[BEGIN RECORDS SUPPLIED]

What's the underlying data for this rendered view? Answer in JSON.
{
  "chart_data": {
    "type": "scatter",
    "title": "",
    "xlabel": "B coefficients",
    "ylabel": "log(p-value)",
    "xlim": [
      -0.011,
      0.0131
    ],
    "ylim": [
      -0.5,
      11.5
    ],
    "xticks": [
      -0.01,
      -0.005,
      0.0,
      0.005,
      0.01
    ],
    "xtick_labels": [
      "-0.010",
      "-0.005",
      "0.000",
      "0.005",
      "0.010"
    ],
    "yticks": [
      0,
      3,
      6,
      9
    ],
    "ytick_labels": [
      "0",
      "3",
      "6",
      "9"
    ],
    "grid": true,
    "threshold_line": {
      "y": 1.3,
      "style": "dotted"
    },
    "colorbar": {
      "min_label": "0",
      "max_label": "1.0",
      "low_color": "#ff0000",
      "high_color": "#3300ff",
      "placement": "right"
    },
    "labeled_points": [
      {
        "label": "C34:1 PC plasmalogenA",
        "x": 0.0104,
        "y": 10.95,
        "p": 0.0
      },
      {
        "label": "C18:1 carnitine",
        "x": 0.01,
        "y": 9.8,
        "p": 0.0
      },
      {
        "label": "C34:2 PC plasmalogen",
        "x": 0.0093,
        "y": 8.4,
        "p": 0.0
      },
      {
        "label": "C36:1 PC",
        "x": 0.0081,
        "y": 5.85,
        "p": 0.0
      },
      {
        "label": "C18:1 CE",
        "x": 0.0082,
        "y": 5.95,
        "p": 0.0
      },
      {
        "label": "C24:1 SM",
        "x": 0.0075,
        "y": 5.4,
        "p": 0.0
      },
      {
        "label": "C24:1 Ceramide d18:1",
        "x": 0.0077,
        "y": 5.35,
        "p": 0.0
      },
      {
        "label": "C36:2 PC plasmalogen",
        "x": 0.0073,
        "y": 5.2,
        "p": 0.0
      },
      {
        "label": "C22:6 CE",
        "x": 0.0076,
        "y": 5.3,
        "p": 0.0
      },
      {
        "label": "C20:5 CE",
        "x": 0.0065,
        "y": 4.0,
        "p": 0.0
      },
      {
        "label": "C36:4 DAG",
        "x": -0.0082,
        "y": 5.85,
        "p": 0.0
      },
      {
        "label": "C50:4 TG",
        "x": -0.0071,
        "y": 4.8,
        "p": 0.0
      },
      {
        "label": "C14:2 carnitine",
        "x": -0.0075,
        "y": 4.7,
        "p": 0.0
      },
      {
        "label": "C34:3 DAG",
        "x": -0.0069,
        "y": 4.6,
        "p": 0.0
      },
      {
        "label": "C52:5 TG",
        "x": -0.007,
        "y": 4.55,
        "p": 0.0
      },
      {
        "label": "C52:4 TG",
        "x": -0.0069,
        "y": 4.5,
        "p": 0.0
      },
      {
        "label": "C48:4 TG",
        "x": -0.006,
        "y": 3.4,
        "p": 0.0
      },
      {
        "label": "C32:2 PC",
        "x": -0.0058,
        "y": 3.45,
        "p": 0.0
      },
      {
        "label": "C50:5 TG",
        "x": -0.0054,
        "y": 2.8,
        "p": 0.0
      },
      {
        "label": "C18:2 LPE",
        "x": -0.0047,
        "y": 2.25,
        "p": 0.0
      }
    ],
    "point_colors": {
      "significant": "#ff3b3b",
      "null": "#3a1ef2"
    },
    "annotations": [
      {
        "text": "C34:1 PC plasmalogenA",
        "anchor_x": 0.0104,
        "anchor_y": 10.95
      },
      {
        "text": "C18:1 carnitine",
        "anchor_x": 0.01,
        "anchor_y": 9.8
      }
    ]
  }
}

[END RECORDS SUPPLIED]

◆ YOUR INSTRUCTIONS: Select and copy every line of the listing with the word "carnitine".

◆ THE ANSWER:
        "label": "C18:1 carnitine",
        "label": "C14:2 carnitine",
        "text": "C18:1 carnitine",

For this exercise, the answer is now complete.